## TEXT PASSAGE
1. This is a reference under Section 256(1) of the I.T. Act, 1961 (hereinafter referred to as 'the Act'), It relates to the assessment year 1965-66, the previous year ended on March 31, 1964. The assessee, M/s. Gupta Traders Kanpur, a partnership firm, had filed its return of income on September 27, 1965. The assessee-firm was constituted of two partners. Deo Prakash Gupta with a 10 annas share and his son, Sheo Autar Gupta, with 6 annas share. In his order made under Section 185(1)(b) of the Act on March 16, 1970, the ITO found that the assessee-firm had not carried on any business in the status of the firm and the business actually belonged to Deo Prakash Gupta, As such the proceedings in the case of the firm were filed (sic). The income shown in the return filed by the firm was to be considered in the case of Deo Prakash Gupta in his individual capacity. Deo Prakash Gupta in his individual return, had disclosed an income of Rs. 20,100. However, the assessment was framed in his case on a total income of Rs. 48,801. In other words, the entire income of the assessee-firm was included in the case of Deo Prakash Gupta, individual.
2. The assessee filed an appeal against the order made under Section 185(1)(b) of the Act. The AAC allowed that appeal and held that the assessee-firm was a genuine firm. Thereafter, the ITO made the assessment on the assessee-firm on 30th November, 1970. From that order the assessee filed an appeal before the AAC and it was contended that since no assessment had been made on the assessee-firm on the basis of the return filed by it within the period of four years from the end of the relevant assessment year and also as no action had been taken under Section 147 of the Act, the assessment having been made beyond the period of limitation, was not legal and valid. That contention found favour with the AAC and the assessment was cancelled.
3. The ITO thereafter initiated proceedings under Section 147 of the Act and issued a notice under Section 148 on January 18, 1972. In response to that notice the assessee filed a return with a forwarding letter dated February 25, 1972. It was contended by the assessee in that letter that the initiation of the proceedings was bad inasmuch as these proceedings were barred by time. The ITO did not accept that contention and completed the assessment on January 25, 1973, determining the total income at Rs. 48,861.

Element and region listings
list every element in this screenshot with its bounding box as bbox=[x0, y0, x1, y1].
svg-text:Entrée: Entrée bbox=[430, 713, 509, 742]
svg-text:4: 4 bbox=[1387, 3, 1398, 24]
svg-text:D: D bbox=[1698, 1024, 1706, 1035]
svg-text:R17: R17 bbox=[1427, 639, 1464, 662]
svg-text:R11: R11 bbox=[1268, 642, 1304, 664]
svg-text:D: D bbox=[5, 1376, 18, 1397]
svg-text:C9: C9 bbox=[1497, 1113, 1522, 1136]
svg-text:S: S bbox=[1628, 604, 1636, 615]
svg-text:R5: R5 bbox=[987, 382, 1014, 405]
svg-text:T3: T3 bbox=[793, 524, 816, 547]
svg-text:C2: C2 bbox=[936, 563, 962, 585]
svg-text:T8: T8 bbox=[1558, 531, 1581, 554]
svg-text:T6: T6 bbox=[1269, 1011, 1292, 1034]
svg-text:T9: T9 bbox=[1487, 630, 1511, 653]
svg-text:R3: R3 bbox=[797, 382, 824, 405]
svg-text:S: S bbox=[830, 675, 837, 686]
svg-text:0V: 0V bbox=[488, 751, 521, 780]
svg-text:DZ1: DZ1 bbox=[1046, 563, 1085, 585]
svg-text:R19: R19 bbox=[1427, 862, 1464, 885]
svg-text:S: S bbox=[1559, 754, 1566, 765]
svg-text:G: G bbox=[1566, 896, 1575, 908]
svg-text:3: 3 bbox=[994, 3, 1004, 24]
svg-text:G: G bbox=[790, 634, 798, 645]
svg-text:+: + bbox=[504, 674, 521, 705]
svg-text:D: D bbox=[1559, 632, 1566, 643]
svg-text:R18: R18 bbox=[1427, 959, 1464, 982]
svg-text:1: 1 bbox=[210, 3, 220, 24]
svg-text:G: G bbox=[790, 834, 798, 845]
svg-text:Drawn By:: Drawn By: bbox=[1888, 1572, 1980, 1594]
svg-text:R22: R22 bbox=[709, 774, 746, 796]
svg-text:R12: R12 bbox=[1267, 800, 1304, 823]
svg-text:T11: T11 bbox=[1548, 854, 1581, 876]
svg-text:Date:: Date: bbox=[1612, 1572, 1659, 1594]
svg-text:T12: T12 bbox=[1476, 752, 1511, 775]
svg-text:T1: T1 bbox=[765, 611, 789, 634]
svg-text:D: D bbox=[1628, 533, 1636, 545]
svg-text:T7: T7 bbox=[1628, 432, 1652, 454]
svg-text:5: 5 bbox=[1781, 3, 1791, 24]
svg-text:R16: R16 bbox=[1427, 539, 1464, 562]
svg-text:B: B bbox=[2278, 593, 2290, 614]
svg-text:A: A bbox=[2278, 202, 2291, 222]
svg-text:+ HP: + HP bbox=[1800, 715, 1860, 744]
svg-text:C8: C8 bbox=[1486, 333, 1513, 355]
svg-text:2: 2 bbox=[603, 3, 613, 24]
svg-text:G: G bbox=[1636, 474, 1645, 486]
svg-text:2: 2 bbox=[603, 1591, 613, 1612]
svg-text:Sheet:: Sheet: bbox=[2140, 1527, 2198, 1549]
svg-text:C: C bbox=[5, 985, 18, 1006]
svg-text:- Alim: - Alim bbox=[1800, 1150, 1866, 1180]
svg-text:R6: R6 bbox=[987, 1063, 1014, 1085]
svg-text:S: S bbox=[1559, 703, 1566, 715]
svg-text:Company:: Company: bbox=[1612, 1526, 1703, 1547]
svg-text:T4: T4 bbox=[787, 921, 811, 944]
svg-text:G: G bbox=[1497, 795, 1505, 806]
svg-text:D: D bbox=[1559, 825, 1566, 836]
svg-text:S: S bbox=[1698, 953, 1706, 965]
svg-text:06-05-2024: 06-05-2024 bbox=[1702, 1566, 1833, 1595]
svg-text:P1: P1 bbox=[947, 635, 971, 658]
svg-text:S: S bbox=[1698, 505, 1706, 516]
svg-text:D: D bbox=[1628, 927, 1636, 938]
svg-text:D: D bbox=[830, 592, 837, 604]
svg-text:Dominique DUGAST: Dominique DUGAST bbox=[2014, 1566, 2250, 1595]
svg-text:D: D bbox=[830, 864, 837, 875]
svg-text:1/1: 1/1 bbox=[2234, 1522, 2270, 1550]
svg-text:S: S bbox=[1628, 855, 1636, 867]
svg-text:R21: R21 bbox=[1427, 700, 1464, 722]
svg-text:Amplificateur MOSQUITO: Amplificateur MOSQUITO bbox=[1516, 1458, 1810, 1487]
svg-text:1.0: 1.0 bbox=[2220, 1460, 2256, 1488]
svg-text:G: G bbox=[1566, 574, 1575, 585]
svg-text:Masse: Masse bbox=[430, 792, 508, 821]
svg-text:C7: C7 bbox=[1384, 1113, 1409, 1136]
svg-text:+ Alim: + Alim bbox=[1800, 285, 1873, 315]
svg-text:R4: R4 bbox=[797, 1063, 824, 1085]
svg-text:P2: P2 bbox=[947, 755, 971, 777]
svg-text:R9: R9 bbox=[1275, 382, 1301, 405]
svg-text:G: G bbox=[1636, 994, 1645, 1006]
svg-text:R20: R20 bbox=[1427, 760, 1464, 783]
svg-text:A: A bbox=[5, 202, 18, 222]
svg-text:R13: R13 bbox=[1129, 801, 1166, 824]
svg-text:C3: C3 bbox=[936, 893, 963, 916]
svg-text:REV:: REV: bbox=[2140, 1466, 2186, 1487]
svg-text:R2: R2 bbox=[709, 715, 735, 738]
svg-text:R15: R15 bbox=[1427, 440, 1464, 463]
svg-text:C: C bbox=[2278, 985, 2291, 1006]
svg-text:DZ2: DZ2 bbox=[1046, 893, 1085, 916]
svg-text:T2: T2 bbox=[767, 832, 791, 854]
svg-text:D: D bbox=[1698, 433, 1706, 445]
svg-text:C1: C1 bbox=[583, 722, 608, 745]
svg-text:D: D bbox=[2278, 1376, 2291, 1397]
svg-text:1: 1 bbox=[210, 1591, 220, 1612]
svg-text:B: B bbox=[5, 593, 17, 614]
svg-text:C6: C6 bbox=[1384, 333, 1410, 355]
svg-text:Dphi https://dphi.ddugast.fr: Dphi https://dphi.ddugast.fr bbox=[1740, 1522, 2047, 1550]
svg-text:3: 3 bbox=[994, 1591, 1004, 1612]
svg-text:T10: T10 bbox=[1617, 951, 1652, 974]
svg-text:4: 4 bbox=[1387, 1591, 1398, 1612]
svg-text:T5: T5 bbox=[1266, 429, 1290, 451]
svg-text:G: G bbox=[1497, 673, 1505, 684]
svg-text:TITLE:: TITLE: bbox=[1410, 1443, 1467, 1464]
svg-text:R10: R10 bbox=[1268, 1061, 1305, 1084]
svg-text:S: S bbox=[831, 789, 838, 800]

## TASK 1
Count the lines in the records that contain the string "Alim", and give only that number.
## TASK 2
Carry on the text about the firm's income tax assessment, beginning right after its final sentence.

## TASK OUTPUT 1
2

## TASK OUTPUT 2
4. The assessee filed an appeal. The AAC dismissed the appeal by order dated February 16, 1974. The reason given was that in the appeal filed by Deo Prakash Gupta, who had 10 annas share in the firm, it will be presumed that the assessee had full knowledge of the proceedings and hence the present proceedings did not suffer from any legal defect. The assessee then took up the matter in further appeal before the Appellate Tribunal,The Appellate Tribunal on a consideration of the provisions contained in Section 150(1) read with Expln. 3 to Sub-section (3) of Section 153 posed the question as to whether in the instant case the AAC can be said to have allowed the, assessee-firm an opportunity of hearing while disposing of the appeal filed by Deo Prakash Gupta The Tribunal found that technically no notice had been given to the assessee-firm, but since 'it was the case of the firm itself that it was genuine and Sri Deo Prakash Gupta was a 10 annas partner in the firm and the other partner was his son only, we are inclined to hold that the assessee-firm was virtually given an opportunity if not technically'. In this view of the matter, the Tribunal held that the assessment made in pursuance of the notice under Section 148 was not barred by limitation.
5. At the instance of the assessee, the Appellate Tribunal has referred the following questions of law for our opinion :
'1. Whether, on the facts and in the circumstances of the case, it can lawfully be said that the proceedings pursuant to the return filed on September 27, 1966 (sic), September 27, 1965, were closed on March 16, 1970 ?
2. Whether, on the facts and in the circumstances of the case, the proceedings under Section 147 were bad in law ?
3. Whether, on the facts and in the circumstances of the case, the provisions of Section 150(1) and Explanation 3 to Section 153 are attracted and the Tribunal was correct in holding that Sri Deo Prakash Gupta, one of the partners. having 10 annas share in the firm, could be .said to have been given opportunity entitling the assessment of the firm within the meaning of Explanation 3 of Section 153 ?'
We were addressed by Sri R.K. Gulati, learned counsel for the assessee, on question No. 3 alone and we agree with him that if on this question we accept the assessee's case, we need not answer questions Nos. 1 and 2. Therefore, we shall first take up question No. 3.
6. We have narrated the facts in detail above. We would only like to add that it is not disputed that the opening of the assessment can be only under Clause (b) of Section 147, Clause (a) thereof not being attracted because it was not the case of the department that the assessee-firm had not disclosed fully and truly all material facts necessary for its assessment for the year under consideration. It is also not disputed that action under Section 147(b) in the instant case was barred by limitation. Limitation can be saved only if Section 150(1) read with Section 153(3)(ii), Expln. 3, is attracted to the case. We shall hence extract these provisions :
'150. (1) Notwithstanding anything contained in Section 149, the notice under Section 148 may be issued at any time for the purpose of making an assessment or reassessment or recomputation in consequence ofor to give effect to any finding or direction contained in an order passed by any authority in any proceeding under this Act by way of appeal, reference or revision.'
'153. (3) The provisions of Sub-sections (1) and (2) shall not apply to the following classes of assessments, reassessments and recomputations which may, subject to the provisions of Sub-section (2A), be completed at any time--...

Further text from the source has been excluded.